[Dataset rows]
......

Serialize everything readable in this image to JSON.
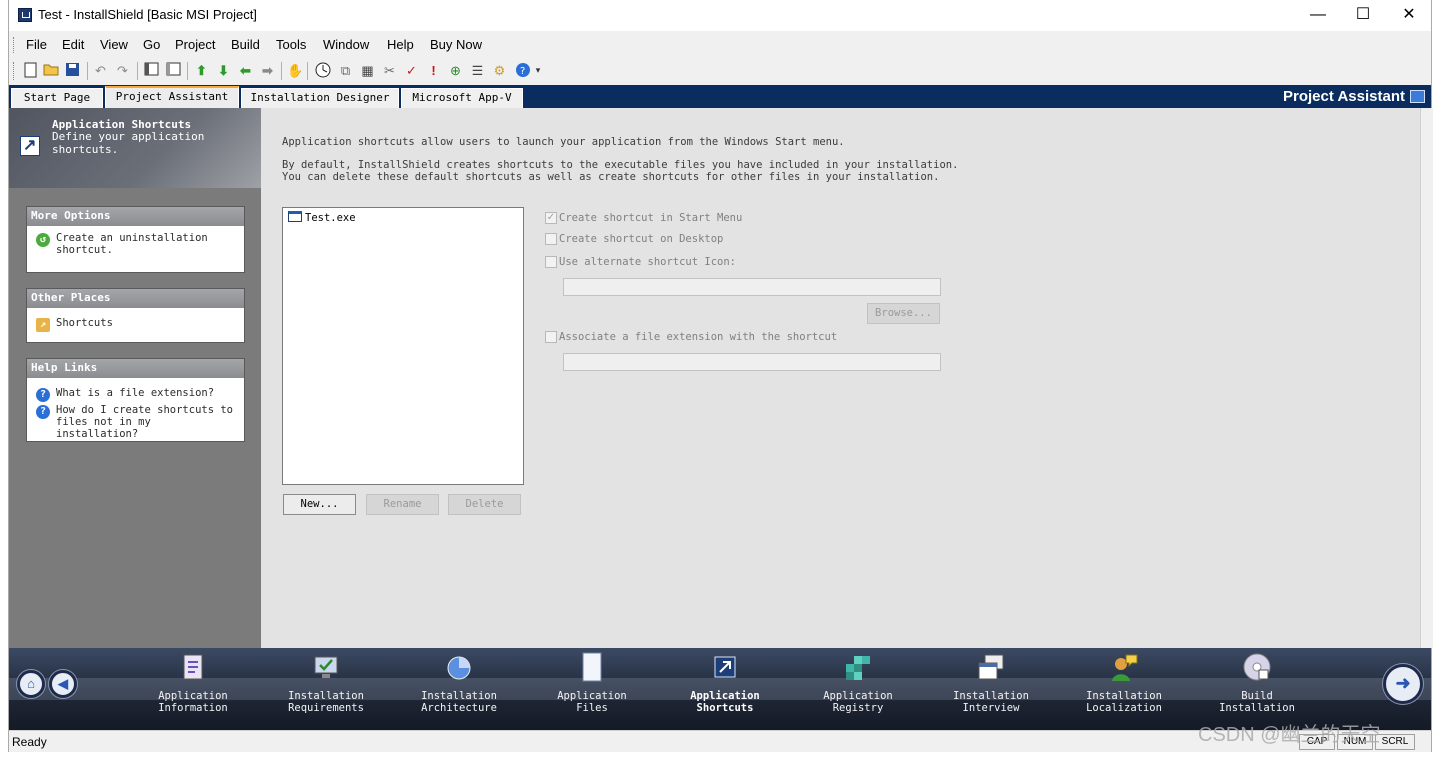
{
  "window": {
    "title": "Test - InstallShield [Basic MSI Project]",
    "minimize": "—",
    "maximize": "☐",
    "close": "✕"
  },
  "menu": [
    "File",
    "Edit",
    "View",
    "Go",
    "Project",
    "Build",
    "Tools",
    "Window",
    "Help",
    "Buy Now"
  ],
  "toolbar_icons": [
    "new-file-icon",
    "open-folder-icon",
    "save-icon",
    "undo-icon",
    "redo-icon",
    "panel-left-icon",
    "panel-right-icon",
    "arrow-up-icon",
    "arrow-down-icon",
    "arrow-left-icon",
    "arrow-right-icon",
    "hand-icon",
    "compile-icon",
    "build-icon",
    "release-icon",
    "cancel-build-icon",
    "validate-icon",
    "error-icon",
    "run-icon",
    "debug-icon",
    "settings-icon",
    "help-icon"
  ],
  "tabs": [
    "Start Page",
    "Project Assistant",
    "Installation Designer",
    "Microsoft App-V"
  ],
  "active_tab": "Project Assistant",
  "panel_title": "Project Assistant",
  "left": {
    "header_title": "Application Shortcuts",
    "header_subtitle": "Define your application shortcuts.",
    "more_options": {
      "title": "More Options",
      "items": [
        "Create an uninstallation shortcut."
      ]
    },
    "other_places": {
      "title": "Other Places",
      "items": [
        "Shortcuts"
      ]
    },
    "help_links": {
      "title": "Help Links",
      "items": [
        "What is a file extension?",
        "How do I create shortcuts to files not in my installation?"
      ]
    }
  },
  "main": {
    "intro": "Application shortcuts allow users to launch your application from the Windows Start menu.",
    "desc_line1": "By default, InstallShield creates shortcuts to the executable files you have included in your installation.",
    "desc_line2": "You can delete these default shortcuts as well as create shortcuts for other files in your installation.",
    "list_items": [
      "Test.exe"
    ],
    "buttons": {
      "new": "New...",
      "rename": "Rename",
      "delete": "Delete",
      "browse": "Browse..."
    },
    "options": {
      "start_menu": "Create shortcut in Start Menu",
      "desktop": "Create shortcut on Desktop",
      "alt_icon": "Use alternate shortcut Icon:",
      "file_ext": "Associate a file extension with the shortcut"
    },
    "option_states": {
      "start_menu": true,
      "desktop": false,
      "alt_icon": false,
      "file_ext": false
    },
    "alt_icon_value": "",
    "file_ext_value": ""
  },
  "nav": [
    {
      "line1": "Application",
      "line2": "Information",
      "icon": "application-information-icon"
    },
    {
      "line1": "Installation",
      "line2": "Requirements",
      "icon": "installation-requirements-icon"
    },
    {
      "line1": "Installation",
      "line2": "Architecture",
      "icon": "installation-architecture-icon"
    },
    {
      "line1": "Application",
      "line2": "Files",
      "icon": "application-files-icon"
    },
    {
      "line1": "Application",
      "line2": "Shortcuts",
      "icon": "application-shortcuts-icon"
    },
    {
      "line1": "Application",
      "line2": "Registry",
      "icon": "application-registry-icon"
    },
    {
      "line1": "Installation",
      "line2": "Interview",
      "icon": "installation-interview-icon"
    },
    {
      "line1": "Installation",
      "line2": "Localization",
      "icon": "installation-localization-icon"
    },
    {
      "line1": "Build",
      "line2": "Installation",
      "icon": "build-installation-icon"
    }
  ],
  "nav_active": "Application Shortcuts",
  "status": {
    "text": "Ready",
    "cap": "CAP",
    "num": "NUM",
    "scrl": "SCRL"
  },
  "watermark": "CSDN @幽兰的天空",
  "colors": {
    "tab_bar": "#0a2c5f",
    "active_tab_accent": "#f4a93a",
    "nav_bar": "#202838",
    "content_bg": "#e3e3e3"
  }
}
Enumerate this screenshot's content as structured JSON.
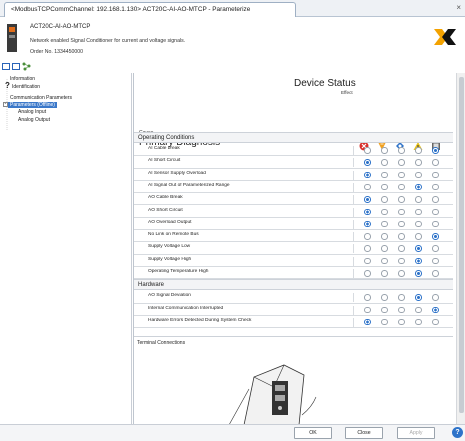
{
  "window": {
    "tab_title": "<ModbusTCPCommChannel: 192.168.1.130> ACT20C-AI-AO-MTCP - Parameterize",
    "close_glyph": "×"
  },
  "device": {
    "name": "ACT20C-AI-AO-MTCP",
    "description": "Network enabled Signal Conditioner for current and voltage signals.",
    "order": "Order No. 1334450000"
  },
  "tree": {
    "items": [
      {
        "label": "Information"
      },
      {
        "label": "Identification"
      },
      {
        "label": "Communication Parameters"
      },
      {
        "label": "Parameters (Offline)"
      },
      {
        "label": "Analog Input"
      },
      {
        "label": "Analog Output"
      }
    ]
  },
  "main": {
    "title": "Device Status",
    "effect": "Effect",
    "cause": "Cause",
    "heading": "Primary Diagnosis",
    "sections": [
      {
        "title": "Operating Conditions",
        "rows": [
          {
            "label": "AI Cable break",
            "selected": 4
          },
          {
            "label": "AI Short Circuit",
            "selected": 0
          },
          {
            "label": "AI Sensor Supply Overload",
            "selected": 0
          },
          {
            "label": "AI Signal Out of Parameterized Range",
            "selected": 3
          },
          {
            "label": "AO Cable Break",
            "selected": 0
          },
          {
            "label": "AO Short Circuit",
            "selected": 0
          },
          {
            "label": "AO Overload Output",
            "selected": 0
          },
          {
            "label": "No Link on Remote Bus",
            "selected": 4
          },
          {
            "label": "Supply Voltage Low",
            "selected": 3
          },
          {
            "label": "Supply Voltage High",
            "selected": 3
          },
          {
            "label": "Operating Temperature High",
            "selected": 3
          }
        ]
      },
      {
        "title": "Hardware",
        "rows": [
          {
            "label": "AO Signal Deviation",
            "selected": 3
          },
          {
            "label": "Internal Communication Interrupted",
            "selected": 4
          },
          {
            "label": "Hardware Errors Detected During System Check",
            "selected": 0
          }
        ]
      }
    ],
    "terminal_label": "Terminal Connections"
  },
  "buttons": {
    "ok": "OK",
    "close": "Close",
    "apply": "Apply",
    "help": "?"
  },
  "colors": {
    "failure": "#d9302b",
    "function_check": "#f0a020",
    "maintenance": "#2e73c9",
    "out_of_spec": "#e8c21c",
    "selection": "#3b78c9"
  }
}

......

## Short task
Repeat all the data as it stands, dropping any images it holds.

## Task solution
Serialize everything readable in this image to JSON.
{
  "window": {
    "title": "Test - InstallShield [Basic MSI Project]",
    "minimize": "—",
    "maximize": "☐",
    "close": "✕"
  },
  "menu": [
    "File",
    "Edit",
    "View",
    "Go",
    "Project",
    "Build",
    "Tools",
    "Window",
    "Help",
    "Buy Now"
  ],
  "toolbar_icons": [
    "new-file-icon",
    "open-folder-icon",
    "save-icon",
    "undo-icon",
    "redo-icon",
    "panel-left-icon",
    "panel-right-icon",
    "arrow-up-icon",
    "arrow-down-icon",
    "arrow-left-icon",
    "arrow-right-icon",
    "hand-icon",
    "compile-icon",
    "build-icon",
    "release-icon",
    "cancel-build-icon",
    "validate-icon",
    "error-icon",
    "run-icon",
    "debug-icon",
    "settings-icon",
    "help-icon"
  ],
  "tabs": [
    "Start Page",
    "Project Assistant",
    "Installation Designer",
    "Microsoft App-V"
  ],
  "active_tab": "Project Assistant",
  "panel_title": "Project Assistant",
  "left": {
    "header_title": "Application Shortcuts",
    "header_subtitle": "Define your application shortcuts.",
    "more_options": {
      "title": "More Options",
      "items": [
        "Create an uninstallation shortcut."
      ]
    },
    "other_places": {
      "title": "Other Places",
      "items": [
        "Shortcuts"
      ]
    },
    "help_links": {
      "title": "Help Links",
      "items": [
        "What is a file extension?",
        "How do I create shortcuts to files not in my installation?"
      ]
    }
  },
  "main": {
    "intro": "Application shortcuts allow users to launch your application from the Windows Start menu.",
    "desc_line1": "By default, InstallShield creates shortcuts to the executable files you have included in your installation.",
    "desc_line2": "You can delete these default shortcuts as well as create shortcuts for other files in your installation.",
    "list_items": [
      "Test.exe"
    ],
    "buttons": {
      "new": "New...",
      "rename": "Rename",
      "delete": "Delete",
      "browse": "Browse..."
    },
    "options": {
      "start_menu": "Create shortcut in Start Menu",
      "desktop": "Create shortcut on Desktop",
      "alt_icon": "Use alternate shortcut Icon:",
      "file_ext": "Associate a file extension with the shortcut"
    },
    "option_states": {
      "start_menu": true,
      "desktop": false,
      "alt_icon": false,
      "file_ext": false
    },
    "alt_icon_value": "",
    "file_ext_value": ""
  },
  "nav": [
    {
      "line1": "Application",
      "line2": "Information",
      "icon": "application-information-icon"
    },
    {
      "line1": "Installation",
      "line2": "Requirements",
      "icon": "installation-requirements-icon"
    },
    {
      "line1": "Installation",
      "line2": "Architecture",
      "icon": "installation-architecture-icon"
    },
    {
      "line1": "Application",
      "line2": "Files",
      "icon": "application-files-icon"
    },
    {
      "line1": "Application",
      "line2": "Shortcuts",
      "icon": "application-shortcuts-icon"
    },
    {
      "line1": "Application",
      "line2": "Registry",
      "icon": "application-registry-icon"
    },
    {
      "line1": "Installation",
      "line2": "Interview",
      "icon": "installation-interview-icon"
    },
    {
      "line1": "Installation",
      "line2": "Localization",
      "icon": "installation-localization-icon"
    },
    {
      "line1": "Build",
      "line2": "Installation",
      "icon": "build-installation-icon"
    }
  ],
  "nav_active": "Application Shortcuts",
  "status": {
    "text": "Ready",
    "cap": "CAP",
    "num": "NUM",
    "scrl": "SCRL"
  },
  "watermark": "CSDN @幽兰的天空",
  "colors": {
    "tab_bar": "#0a2c5f",
    "active_tab_accent": "#f4a93a",
    "nav_bar": "#202838",
    "content_bg": "#e3e3e3"
  }
}
Enumerate this screenshot's content as structured JSON.
{
  "window": {
    "tab_title": "<ModbusTCPCommChannel: 192.168.1.130> ACT20C-AI-AO-MTCP - Parameterize",
    "close_glyph": "×"
  },
  "device": {
    "name": "ACT20C-AI-AO-MTCP",
    "description": "Network enabled Signal Conditioner for current and voltage signals.",
    "order": "Order No. 1334450000"
  },
  "tree": {
    "items": [
      {
        "label": "Information"
      },
      {
        "label": "Identification"
      },
      {
        "label": "Communication Parameters"
      },
      {
        "label": "Parameters (Offline)"
      },
      {
        "label": "Analog Input"
      },
      {
        "label": "Analog Output"
      }
    ]
  },
  "main": {
    "title": "Device Status",
    "effect": "Effect",
    "cause": "Cause",
    "heading": "Primary Diagnosis",
    "sections": [
      {
        "title": "Operating Conditions",
        "rows": [
          {
            "label": "AI Cable break",
            "selected": 4
          },
          {
            "label": "AI Short Circuit",
            "selected": 0
          },
          {
            "label": "AI Sensor Supply Overload",
            "selected": 0
          },
          {
            "label": "AI Signal Out of Parameterized Range",
            "selected": 3
          },
          {
            "label": "AO Cable Break",
            "selected": 0
          },
          {
            "label": "AO Short Circuit",
            "selected": 0
          },
          {
            "label": "AO Overload Output",
            "selected": 0
          },
          {
            "label": "No Link on Remote Bus",
            "selected": 4
          },
          {
            "label": "Supply Voltage Low",
            "selected": 3
          },
          {
            "label": "Supply Voltage High",
            "selected": 3
          },
          {
            "label": "Operating Temperature High",
            "selected": 3
          }
        ]
      },
      {
        "title": "Hardware",
        "rows": [
          {
            "label": "AO Signal Deviation",
            "selected": 3
          },
          {
            "label": "Internal Communication Interrupted",
            "selected": 4
          },
          {
            "label": "Hardware Errors Detected During System Check",
            "selected": 0
          }
        ]
      }
    ],
    "terminal_label": "Terminal Connections"
  },
  "buttons": {
    "ok": "OK",
    "close": "Close",
    "apply": "Apply",
    "help": "?"
  },
  "colors": {
    "failure": "#d9302b",
    "function_check": "#f0a020",
    "maintenance": "#2e73c9",
    "out_of_spec": "#e8c21c",
    "selection": "#3b78c9"
  }
}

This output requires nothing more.